__Task objective__
All of the material below is to be restated word for word, apart from the pictures.

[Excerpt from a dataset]
>> BEGIN

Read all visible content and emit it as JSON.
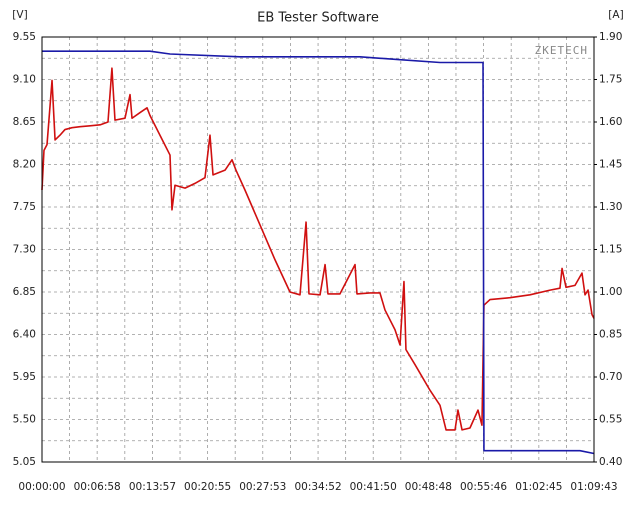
{
  "chart_data": {
    "type": "line",
    "title": "EB Tester Software",
    "y_label": "[V]",
    "y2_label": "[A]",
    "watermark": "ZKETECH",
    "xlim": [
      0,
      4183
    ],
    "xticks": [
      {
        "value": 0,
        "label": "00:00:00"
      },
      {
        "value": 418,
        "label": "00:06:58"
      },
      {
        "value": 837,
        "label": "00:13:57"
      },
      {
        "value": 1255,
        "label": "00:20:55"
      },
      {
        "value": 1673,
        "label": "00:27:53"
      },
      {
        "value": 2092,
        "label": "00:34:52"
      },
      {
        "value": 2510,
        "label": "00:41:50"
      },
      {
        "value": 2928,
        "label": "00:48:48"
      },
      {
        "value": 3346,
        "label": "00:55:46"
      },
      {
        "value": 3765,
        "label": "01:02:45"
      },
      {
        "value": 4183,
        "label": "01:09:43"
      }
    ],
    "ylim": [
      5.05,
      9.55
    ],
    "yticks": [
      {
        "value": 5.05,
        "label": "5.05"
      },
      {
        "value": 5.5,
        "label": "5.50"
      },
      5.95,
      {
        "value": 6.4,
        "label": "6.40"
      },
      6.85,
      {
        "value": 7.3,
        "label": "7.30"
      },
      7.75,
      {
        "value": 8.2,
        "label": "8.20"
      },
      8.65,
      {
        "value": 9.1,
        "label": "9.10"
      },
      9.55
    ],
    "y2lim": [
      0.4,
      1.9
    ],
    "y2ticks": [
      {
        "value": 0.4,
        "label": "0.40"
      },
      0.55,
      {
        "value": 0.7,
        "label": "0.70"
      },
      0.85,
      {
        "value": 1,
        "label": "1.00"
      },
      1.15,
      {
        "value": 1.3,
        "label": "1.30"
      },
      1.45,
      {
        "value": 1.6,
        "label": "1.60"
      },
      1.75,
      {
        "value": 1.9,
        "label": "1.90"
      }
    ],
    "grid": true,
    "minor_grid": true,
    "series": [
      {
        "color": "#d01010",
        "x": [
          0,
          15,
          38,
          76,
          99,
          136,
          174,
          227,
          288,
          364,
          440,
          500,
          530,
          553,
          629,
          667,
          682,
          743,
          796,
          818,
          894,
          970,
          985,
          1008,
          1084,
          1159,
          1235,
          1273,
          1296,
          1387,
          1440,
          1470,
          1538,
          1652,
          1766,
          1879,
          1955,
          2001,
          2023,
          2107,
          2145,
          2167,
          2258,
          2372,
          2387,
          2486,
          2561,
          2599,
          2675,
          2713,
          2743,
          2758,
          2827,
          2940,
          3016,
          3062,
          3130,
          3152,
          3183,
          3243,
          3304,
          3334,
          3349,
          3395,
          3546,
          3698,
          3850,
          3925,
          3941,
          3971,
          4039,
          4092,
          4115,
          4138,
          4168,
          4183
        ],
        "values": [
          7.93,
          8.35,
          8.41,
          9.09,
          8.46,
          8.51,
          8.57,
          8.59,
          8.6,
          8.61,
          8.62,
          8.65,
          9.22,
          8.67,
          8.69,
          8.94,
          8.69,
          8.75,
          8.8,
          8.72,
          8.51,
          8.3,
          7.72,
          7.98,
          7.95,
          8.0,
          8.06,
          8.51,
          8.09,
          8.14,
          8.25,
          8.14,
          7.93,
          7.56,
          7.19,
          6.85,
          6.82,
          7.59,
          6.83,
          6.82,
          7.14,
          6.83,
          6.83,
          7.14,
          6.83,
          6.84,
          6.84,
          6.66,
          6.45,
          6.29,
          6.96,
          6.24,
          6.08,
          5.81,
          5.65,
          5.39,
          5.39,
          5.6,
          5.39,
          5.41,
          5.6,
          5.44,
          6.71,
          6.77,
          6.79,
          6.82,
          6.87,
          6.89,
          7.1,
          6.9,
          6.92,
          7.05,
          6.82,
          6.87,
          6.61,
          6.57
        ]
      },
      {
        "color": "#1a1aa8",
        "axis": "y2",
        "x": [
          0,
          440,
          818,
          970,
          1500,
          1955,
          2410,
          2713,
          3016,
          3334,
          3342,
          3349,
          3774,
          4077,
          4183
        ],
        "values": [
          1.85,
          1.85,
          1.85,
          1.84,
          1.83,
          1.83,
          1.83,
          1.82,
          1.81,
          1.81,
          1.81,
          0.44,
          0.44,
          0.44,
          0.43
        ]
      }
    ]
  }
}
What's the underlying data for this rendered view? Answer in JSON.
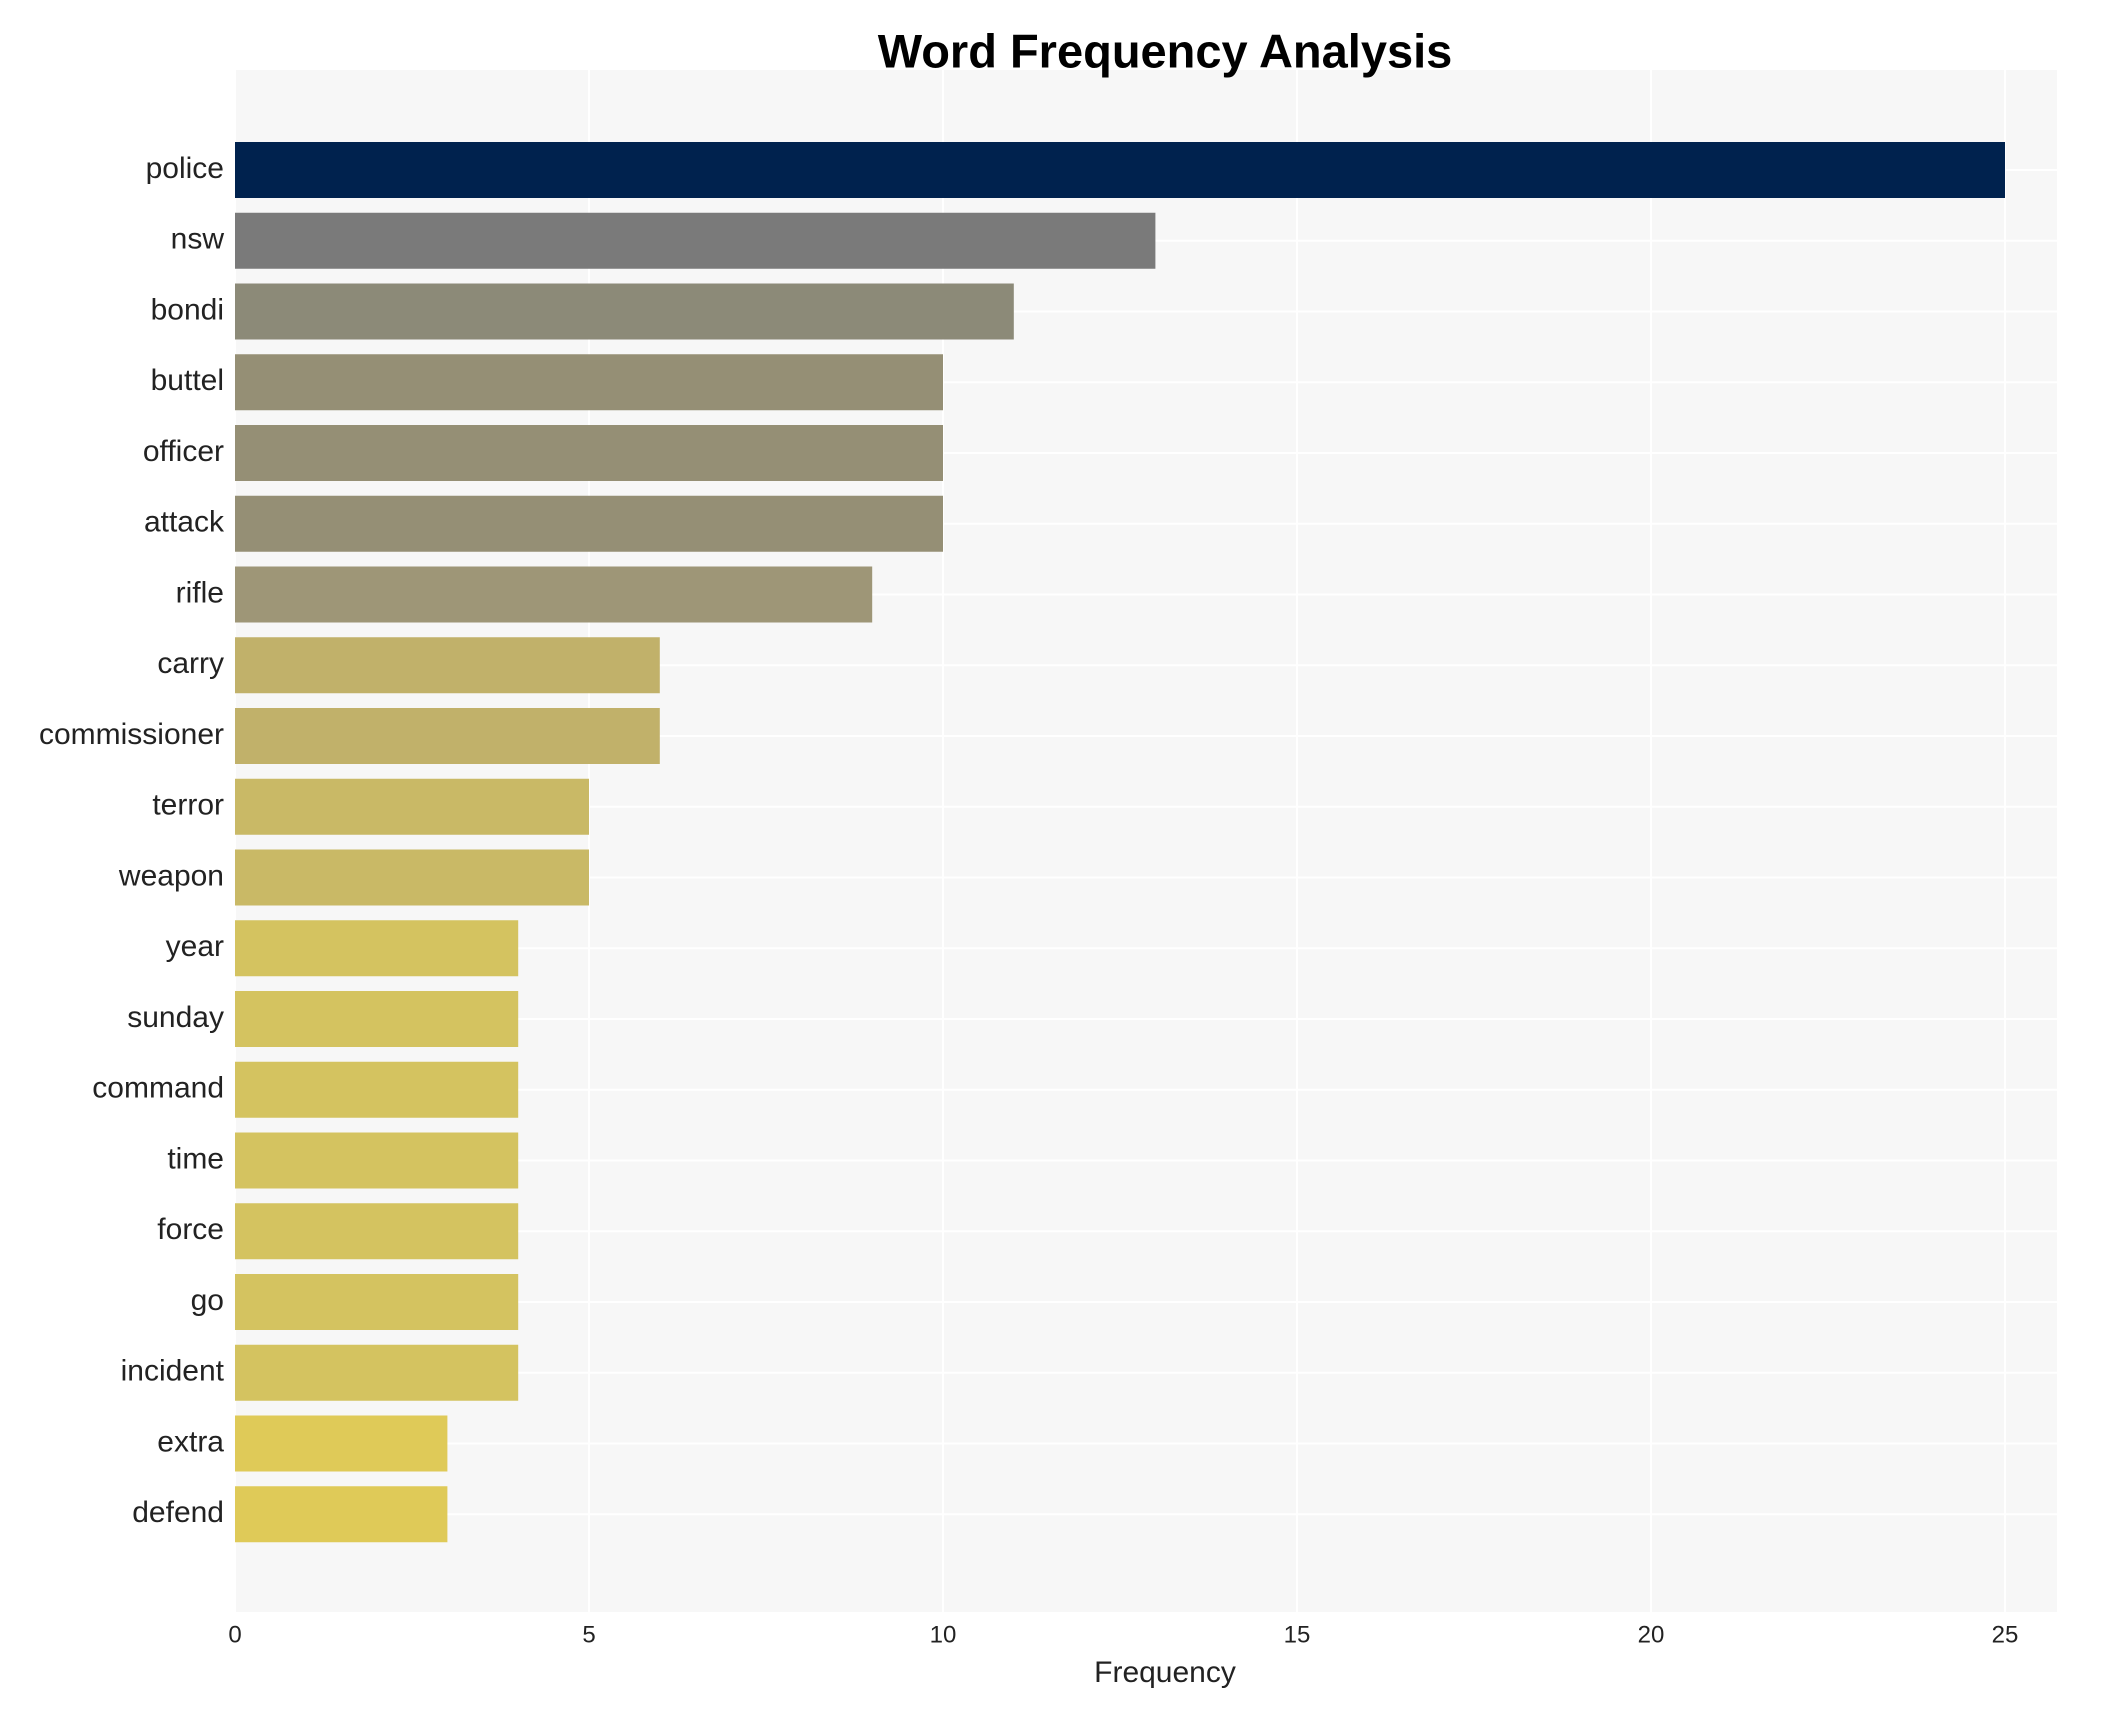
{
  "chart_data": {
    "type": "bar",
    "orientation": "horizontal",
    "title": "Word Frequency Analysis",
    "xlabel": "Frequency",
    "ylabel": "",
    "xlim": [
      0,
      26.2
    ],
    "xticks": [
      0,
      5,
      10,
      15,
      20,
      25
    ],
    "grid": true,
    "categories": [
      "police",
      "nsw",
      "bondi",
      "buttel",
      "officer",
      "attack",
      "rifle",
      "carry",
      "commissioner",
      "terror",
      "weapon",
      "year",
      "sunday",
      "command",
      "time",
      "force",
      "go",
      "incident",
      "extra",
      "defend"
    ],
    "values": [
      25,
      13,
      11,
      10,
      10,
      10,
      9,
      6,
      6,
      5,
      5,
      4,
      4,
      4,
      4,
      4,
      4,
      4,
      3,
      3
    ],
    "colors": [
      "#00224e",
      "#7a7a7a",
      "#8c8a78",
      "#958f75",
      "#958f75",
      "#958f75",
      "#9e9677",
      "#c1b16a",
      "#c1b16a",
      "#c9b966",
      "#c9b966",
      "#d4c360",
      "#d4c360",
      "#d4c360",
      "#d4c360",
      "#d4c360",
      "#d4c360",
      "#d4c360",
      "#dfca58",
      "#dfca58"
    ],
    "background": "#f7f7f7"
  }
}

>> END

__Problem solution__
Read all visible content and emit it as JSON.
{
  "chart_data": {
    "type": "line",
    "title": "EB Tester Software",
    "y_label": "[V]",
    "y2_label": "[A]",
    "watermark": "ZKETECH",
    "xlim": [
      0,
      4183
    ],
    "xticks": [
      {
        "value": 0,
        "label": "00:00:00"
      },
      {
        "value": 418,
        "label": "00:06:58"
      },
      {
        "value": 837,
        "label": "00:13:57"
      },
      {
        "value": 1255,
        "label": "00:20:55"
      },
      {
        "value": 1673,
        "label": "00:27:53"
      },
      {
        "value": 2092,
        "label": "00:34:52"
      },
      {
        "value": 2510,
        "label": "00:41:50"
      },
      {
        "value": 2928,
        "label": "00:48:48"
      },
      {
        "value": 3346,
        "label": "00:55:46"
      },
      {
        "value": 3765,
        "label": "01:02:45"
      },
      {
        "value": 4183,
        "label": "01:09:43"
      }
    ],
    "ylim": [
      5.05,
      9.55
    ],
    "yticks": [
      {
        "value": 5.05,
        "label": "5.05"
      },
      {
        "value": 5.5,
        "label": "5.50"
      },
      5.95,
      {
        "value": 6.4,
        "label": "6.40"
      },
      6.85,
      {
        "value": 7.3,
        "label": "7.30"
      },
      7.75,
      {
        "value": 8.2,
        "label": "8.20"
      },
      8.65,
      {
        "value": 9.1,
        "label": "9.10"
      },
      9.55
    ],
    "y2lim": [
      0.4,
      1.9
    ],
    "y2ticks": [
      {
        "value": 0.4,
        "label": "0.40"
      },
      0.55,
      {
        "value": 0.7,
        "label": "0.70"
      },
      0.85,
      {
        "value": 1,
        "label": "1.00"
      },
      1.15,
      {
        "value": 1.3,
        "label": "1.30"
      },
      1.45,
      {
        "value": 1.6,
        "label": "1.60"
      },
      1.75,
      {
        "value": 1.9,
        "label": "1.90"
      }
    ],
    "grid": true,
    "minor_grid": true,
    "series": [
      {
        "color": "#d01010",
        "x": [
          0,
          15,
          38,
          76,
          99,
          136,
          174,
          227,
          288,
          364,
          440,
          500,
          530,
          553,
          629,
          667,
          682,
          743,
          796,
          818,
          894,
          970,
          985,
          1008,
          1084,
          1159,
          1235,
          1273,
          1296,
          1387,
          1440,
          1470,
          1538,
          1652,
          1766,
          1879,
          1955,
          2001,
          2023,
          2107,
          2145,
          2167,
          2258,
          2372,
          2387,
          2486,
          2561,
          2599,
          2675,
          2713,
          2743,
          2758,
          2827,
          2940,
          3016,
          3062,
          3130,
          3152,
          3183,
          3243,
          3304,
          3334,
          3349,
          3395,
          3546,
          3698,
          3850,
          3925,
          3941,
          3971,
          4039,
          4092,
          4115,
          4138,
          4168,
          4183
        ],
        "values": [
          7.93,
          8.35,
          8.41,
          9.09,
          8.46,
          8.51,
          8.57,
          8.59,
          8.6,
          8.61,
          8.62,
          8.65,
          9.22,
          8.67,
          8.69,
          8.94,
          8.69,
          8.75,
          8.8,
          8.72,
          8.51,
          8.3,
          7.72,
          7.98,
          7.95,
          8.0,
          8.06,
          8.51,
          8.09,
          8.14,
          8.25,
          8.14,
          7.93,
          7.56,
          7.19,
          6.85,
          6.82,
          7.59,
          6.83,
          6.82,
          7.14,
          6.83,
          6.83,
          7.14,
          6.83,
          6.84,
          6.84,
          6.66,
          6.45,
          6.29,
          6.96,
          6.24,
          6.08,
          5.81,
          5.65,
          5.39,
          5.39,
          5.6,
          5.39,
          5.41,
          5.6,
          5.44,
          6.71,
          6.77,
          6.79,
          6.82,
          6.87,
          6.89,
          7.1,
          6.9,
          6.92,
          7.05,
          6.82,
          6.87,
          6.61,
          6.57
        ]
      },
      {
        "color": "#1a1aa8",
        "axis": "y2",
        "x": [
          0,
          440,
          818,
          970,
          1500,
          1955,
          2410,
          2713,
          3016,
          3334,
          3342,
          3349,
          3774,
          4077,
          4183
        ],
        "values": [
          1.85,
          1.85,
          1.85,
          1.84,
          1.83,
          1.83,
          1.83,
          1.82,
          1.81,
          1.81,
          1.81,
          0.44,
          0.44,
          0.44,
          0.43
        ]
      }
    ]
  }
}
What's the underlying data for this rendered view? Answer in JSON.
{
  "chart_data": {
    "type": "bar",
    "orientation": "horizontal",
    "title": "Word Frequency Analysis",
    "xlabel": "Frequency",
    "ylabel": "",
    "xlim": [
      0,
      26.2
    ],
    "xticks": [
      0,
      5,
      10,
      15,
      20,
      25
    ],
    "grid": true,
    "categories": [
      "police",
      "nsw",
      "bondi",
      "buttel",
      "officer",
      "attack",
      "rifle",
      "carry",
      "commissioner",
      "terror",
      "weapon",
      "year",
      "sunday",
      "command",
      "time",
      "force",
      "go",
      "incident",
      "extra",
      "defend"
    ],
    "values": [
      25,
      13,
      11,
      10,
      10,
      10,
      9,
      6,
      6,
      5,
      5,
      4,
      4,
      4,
      4,
      4,
      4,
      4,
      3,
      3
    ],
    "colors": [
      "#00224e",
      "#7a7a7a",
      "#8c8a78",
      "#958f75",
      "#958f75",
      "#958f75",
      "#9e9677",
      "#c1b16a",
      "#c1b16a",
      "#c9b966",
      "#c9b966",
      "#d4c360",
      "#d4c360",
      "#d4c360",
      "#d4c360",
      "#d4c360",
      "#d4c360",
      "#d4c360",
      "#dfca58",
      "#dfca58"
    ],
    "background": "#f7f7f7"
  }
}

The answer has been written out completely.